▶ [Records provided]:
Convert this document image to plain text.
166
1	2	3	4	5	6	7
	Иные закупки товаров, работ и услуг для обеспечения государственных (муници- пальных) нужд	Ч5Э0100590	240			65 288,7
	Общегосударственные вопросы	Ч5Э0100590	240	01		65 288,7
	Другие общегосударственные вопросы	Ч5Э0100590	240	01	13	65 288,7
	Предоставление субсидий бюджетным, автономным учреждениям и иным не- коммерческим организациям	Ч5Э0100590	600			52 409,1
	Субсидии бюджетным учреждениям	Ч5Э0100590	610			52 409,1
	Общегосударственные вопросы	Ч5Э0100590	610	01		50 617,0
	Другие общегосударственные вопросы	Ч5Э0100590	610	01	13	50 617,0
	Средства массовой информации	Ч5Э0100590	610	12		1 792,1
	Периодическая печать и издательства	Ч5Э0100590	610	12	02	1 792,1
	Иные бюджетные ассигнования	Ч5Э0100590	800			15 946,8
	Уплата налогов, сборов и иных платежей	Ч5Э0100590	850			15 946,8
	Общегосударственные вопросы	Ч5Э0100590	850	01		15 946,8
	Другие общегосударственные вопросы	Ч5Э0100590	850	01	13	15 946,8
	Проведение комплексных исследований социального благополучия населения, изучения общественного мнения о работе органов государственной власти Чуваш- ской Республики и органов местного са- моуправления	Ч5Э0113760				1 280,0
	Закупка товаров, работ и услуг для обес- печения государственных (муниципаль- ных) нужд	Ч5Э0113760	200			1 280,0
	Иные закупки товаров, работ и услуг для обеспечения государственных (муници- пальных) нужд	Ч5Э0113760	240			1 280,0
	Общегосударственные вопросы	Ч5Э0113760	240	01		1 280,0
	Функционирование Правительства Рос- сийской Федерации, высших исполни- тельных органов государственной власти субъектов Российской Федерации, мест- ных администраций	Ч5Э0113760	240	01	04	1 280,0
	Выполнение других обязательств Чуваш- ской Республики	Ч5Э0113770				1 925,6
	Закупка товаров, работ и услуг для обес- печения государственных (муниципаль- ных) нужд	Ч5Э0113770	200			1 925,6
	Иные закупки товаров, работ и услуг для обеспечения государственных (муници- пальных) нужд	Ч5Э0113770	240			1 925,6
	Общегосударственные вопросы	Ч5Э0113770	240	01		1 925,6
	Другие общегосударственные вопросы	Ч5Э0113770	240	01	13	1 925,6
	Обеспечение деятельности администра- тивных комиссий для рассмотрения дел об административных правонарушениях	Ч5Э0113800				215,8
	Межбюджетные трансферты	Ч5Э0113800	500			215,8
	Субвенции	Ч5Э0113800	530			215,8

▶ [Brief]: Pull every line containing the word "бюджетным" out of the material and copy it.

▶ [Full response]:
	Предоставление субсидий бюджетным, автономным учреждениям и иным не- коммерческим организациям	Ч5Э0100590	600			52 409,1
	Субсидии бюджетным учреждениям	Ч5Э0100590	610			52 409,1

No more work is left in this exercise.